PROBLEM —
Gather all lines containing the string "name" and copy them out.

EXERCISE MATERIAL —
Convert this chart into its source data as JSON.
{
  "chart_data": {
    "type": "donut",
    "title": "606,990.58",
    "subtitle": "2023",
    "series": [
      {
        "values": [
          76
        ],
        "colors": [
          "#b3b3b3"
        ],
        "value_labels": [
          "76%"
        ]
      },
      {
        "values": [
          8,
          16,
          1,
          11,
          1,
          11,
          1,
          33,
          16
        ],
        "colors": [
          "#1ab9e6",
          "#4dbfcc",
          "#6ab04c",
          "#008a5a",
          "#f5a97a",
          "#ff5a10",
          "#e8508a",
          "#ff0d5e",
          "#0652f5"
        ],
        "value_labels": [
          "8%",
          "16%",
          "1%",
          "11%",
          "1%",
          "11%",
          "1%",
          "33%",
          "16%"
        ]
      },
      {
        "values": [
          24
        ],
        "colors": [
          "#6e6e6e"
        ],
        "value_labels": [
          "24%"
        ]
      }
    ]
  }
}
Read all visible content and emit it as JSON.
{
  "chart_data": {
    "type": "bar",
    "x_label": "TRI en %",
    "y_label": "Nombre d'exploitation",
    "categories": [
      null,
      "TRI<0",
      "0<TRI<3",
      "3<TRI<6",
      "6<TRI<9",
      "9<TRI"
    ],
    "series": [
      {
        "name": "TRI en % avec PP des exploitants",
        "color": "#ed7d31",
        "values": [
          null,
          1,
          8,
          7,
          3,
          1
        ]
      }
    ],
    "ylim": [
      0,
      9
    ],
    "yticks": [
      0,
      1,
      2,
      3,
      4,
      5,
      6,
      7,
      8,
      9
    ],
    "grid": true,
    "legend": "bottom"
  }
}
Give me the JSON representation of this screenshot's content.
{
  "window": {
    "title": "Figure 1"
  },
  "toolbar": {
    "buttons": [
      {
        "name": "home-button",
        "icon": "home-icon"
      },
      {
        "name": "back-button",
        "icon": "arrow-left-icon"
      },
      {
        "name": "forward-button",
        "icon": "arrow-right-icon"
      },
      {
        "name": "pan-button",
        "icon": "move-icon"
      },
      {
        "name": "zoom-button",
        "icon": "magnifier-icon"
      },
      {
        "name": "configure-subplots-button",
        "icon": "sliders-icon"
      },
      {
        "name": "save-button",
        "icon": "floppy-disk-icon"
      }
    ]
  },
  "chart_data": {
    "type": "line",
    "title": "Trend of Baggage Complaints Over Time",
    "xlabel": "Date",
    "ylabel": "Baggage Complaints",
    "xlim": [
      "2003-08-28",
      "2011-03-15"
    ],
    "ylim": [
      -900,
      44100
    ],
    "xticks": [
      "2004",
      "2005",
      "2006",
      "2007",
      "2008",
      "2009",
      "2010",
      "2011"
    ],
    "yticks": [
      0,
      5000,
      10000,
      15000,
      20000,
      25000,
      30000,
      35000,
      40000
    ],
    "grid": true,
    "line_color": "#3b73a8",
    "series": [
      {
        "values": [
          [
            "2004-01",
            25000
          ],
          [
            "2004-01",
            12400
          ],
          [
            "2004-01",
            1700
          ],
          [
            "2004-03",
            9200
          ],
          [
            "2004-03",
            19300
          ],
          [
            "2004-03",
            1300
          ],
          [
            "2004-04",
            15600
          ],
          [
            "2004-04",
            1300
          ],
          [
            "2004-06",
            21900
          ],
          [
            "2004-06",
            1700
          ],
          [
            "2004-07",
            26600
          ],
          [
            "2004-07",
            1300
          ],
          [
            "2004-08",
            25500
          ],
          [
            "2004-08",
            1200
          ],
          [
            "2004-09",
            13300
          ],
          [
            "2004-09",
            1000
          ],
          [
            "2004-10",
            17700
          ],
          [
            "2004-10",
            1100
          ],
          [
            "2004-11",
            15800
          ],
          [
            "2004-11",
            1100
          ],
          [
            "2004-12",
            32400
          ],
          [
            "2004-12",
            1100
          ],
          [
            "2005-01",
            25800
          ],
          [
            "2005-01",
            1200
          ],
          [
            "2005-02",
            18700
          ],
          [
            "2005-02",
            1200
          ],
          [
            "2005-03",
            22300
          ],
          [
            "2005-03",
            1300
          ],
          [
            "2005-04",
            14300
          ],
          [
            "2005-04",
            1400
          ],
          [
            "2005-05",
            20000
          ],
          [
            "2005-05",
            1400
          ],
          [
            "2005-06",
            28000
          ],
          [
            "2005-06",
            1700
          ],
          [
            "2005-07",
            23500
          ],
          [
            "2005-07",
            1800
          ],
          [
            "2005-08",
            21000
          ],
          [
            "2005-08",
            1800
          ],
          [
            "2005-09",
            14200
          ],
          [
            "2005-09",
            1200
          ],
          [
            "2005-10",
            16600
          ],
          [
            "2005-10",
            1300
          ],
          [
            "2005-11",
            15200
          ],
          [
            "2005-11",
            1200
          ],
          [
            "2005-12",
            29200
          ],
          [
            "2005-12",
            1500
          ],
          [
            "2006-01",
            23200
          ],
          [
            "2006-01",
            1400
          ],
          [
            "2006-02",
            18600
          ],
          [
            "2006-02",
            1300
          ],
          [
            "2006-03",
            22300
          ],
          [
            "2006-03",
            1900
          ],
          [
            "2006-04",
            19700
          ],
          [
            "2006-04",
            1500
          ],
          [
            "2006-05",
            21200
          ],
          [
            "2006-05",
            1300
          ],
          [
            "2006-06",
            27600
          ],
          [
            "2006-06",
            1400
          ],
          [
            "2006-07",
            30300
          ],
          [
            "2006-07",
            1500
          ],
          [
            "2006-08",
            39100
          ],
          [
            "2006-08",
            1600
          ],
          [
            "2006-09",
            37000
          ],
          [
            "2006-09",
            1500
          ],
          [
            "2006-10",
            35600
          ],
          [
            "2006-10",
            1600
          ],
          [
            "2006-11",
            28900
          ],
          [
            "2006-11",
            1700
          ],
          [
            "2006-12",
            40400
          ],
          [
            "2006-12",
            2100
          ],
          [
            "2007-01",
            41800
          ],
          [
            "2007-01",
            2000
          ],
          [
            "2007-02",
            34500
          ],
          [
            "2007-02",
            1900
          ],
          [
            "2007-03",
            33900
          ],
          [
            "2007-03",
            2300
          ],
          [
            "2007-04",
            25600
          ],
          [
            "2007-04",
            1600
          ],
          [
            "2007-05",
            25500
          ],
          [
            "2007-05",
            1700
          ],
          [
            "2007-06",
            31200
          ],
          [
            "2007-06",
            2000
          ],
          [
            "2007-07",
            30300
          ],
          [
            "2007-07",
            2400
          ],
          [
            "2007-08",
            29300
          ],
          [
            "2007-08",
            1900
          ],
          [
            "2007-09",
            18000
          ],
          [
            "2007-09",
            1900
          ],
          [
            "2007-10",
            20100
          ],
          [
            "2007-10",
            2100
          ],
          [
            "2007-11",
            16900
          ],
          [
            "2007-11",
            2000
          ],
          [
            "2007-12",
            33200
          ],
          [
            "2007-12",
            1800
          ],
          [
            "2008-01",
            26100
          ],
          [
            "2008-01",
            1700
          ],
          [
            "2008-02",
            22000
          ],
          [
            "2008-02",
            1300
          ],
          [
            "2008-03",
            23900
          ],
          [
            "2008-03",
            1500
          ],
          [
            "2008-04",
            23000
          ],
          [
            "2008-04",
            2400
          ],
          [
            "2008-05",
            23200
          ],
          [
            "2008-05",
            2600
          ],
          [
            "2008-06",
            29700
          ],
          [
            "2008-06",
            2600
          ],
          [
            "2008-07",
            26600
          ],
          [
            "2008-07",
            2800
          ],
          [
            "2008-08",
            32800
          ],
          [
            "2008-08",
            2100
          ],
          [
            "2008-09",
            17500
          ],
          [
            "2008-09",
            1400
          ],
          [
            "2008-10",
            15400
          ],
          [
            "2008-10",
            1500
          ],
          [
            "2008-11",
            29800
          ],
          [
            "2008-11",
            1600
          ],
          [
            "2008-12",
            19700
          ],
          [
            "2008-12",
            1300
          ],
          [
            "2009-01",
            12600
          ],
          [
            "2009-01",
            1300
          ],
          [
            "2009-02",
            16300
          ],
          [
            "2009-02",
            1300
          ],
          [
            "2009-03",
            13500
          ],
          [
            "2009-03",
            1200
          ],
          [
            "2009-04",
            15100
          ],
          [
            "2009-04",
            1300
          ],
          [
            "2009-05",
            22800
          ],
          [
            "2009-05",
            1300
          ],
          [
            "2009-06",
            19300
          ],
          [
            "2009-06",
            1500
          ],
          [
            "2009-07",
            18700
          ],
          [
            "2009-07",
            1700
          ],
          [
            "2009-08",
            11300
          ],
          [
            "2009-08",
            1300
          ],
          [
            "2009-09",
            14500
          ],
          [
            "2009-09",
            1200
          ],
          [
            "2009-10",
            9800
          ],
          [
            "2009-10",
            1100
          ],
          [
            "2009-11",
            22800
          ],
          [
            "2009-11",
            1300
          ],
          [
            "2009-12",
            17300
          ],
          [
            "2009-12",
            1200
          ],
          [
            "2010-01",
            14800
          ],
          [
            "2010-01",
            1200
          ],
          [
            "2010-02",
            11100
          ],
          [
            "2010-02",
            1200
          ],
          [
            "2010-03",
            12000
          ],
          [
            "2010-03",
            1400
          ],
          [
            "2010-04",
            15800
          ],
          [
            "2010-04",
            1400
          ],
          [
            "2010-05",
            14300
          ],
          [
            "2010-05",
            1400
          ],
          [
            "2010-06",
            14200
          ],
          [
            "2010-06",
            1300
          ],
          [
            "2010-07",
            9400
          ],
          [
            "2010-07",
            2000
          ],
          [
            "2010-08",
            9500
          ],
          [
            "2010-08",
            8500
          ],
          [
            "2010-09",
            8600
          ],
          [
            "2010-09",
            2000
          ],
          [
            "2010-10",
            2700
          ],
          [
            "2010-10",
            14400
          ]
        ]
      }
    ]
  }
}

RESPONSE —
        "name": "TRI en % avec PP des exploitants",
        "name": "home-button",
        "name": "back-button",
        "name": "forward-button",
        "name": "pan-button",
        "name": "zoom-button",
        "name": "configure-subplots-button",
        "name": "save-button",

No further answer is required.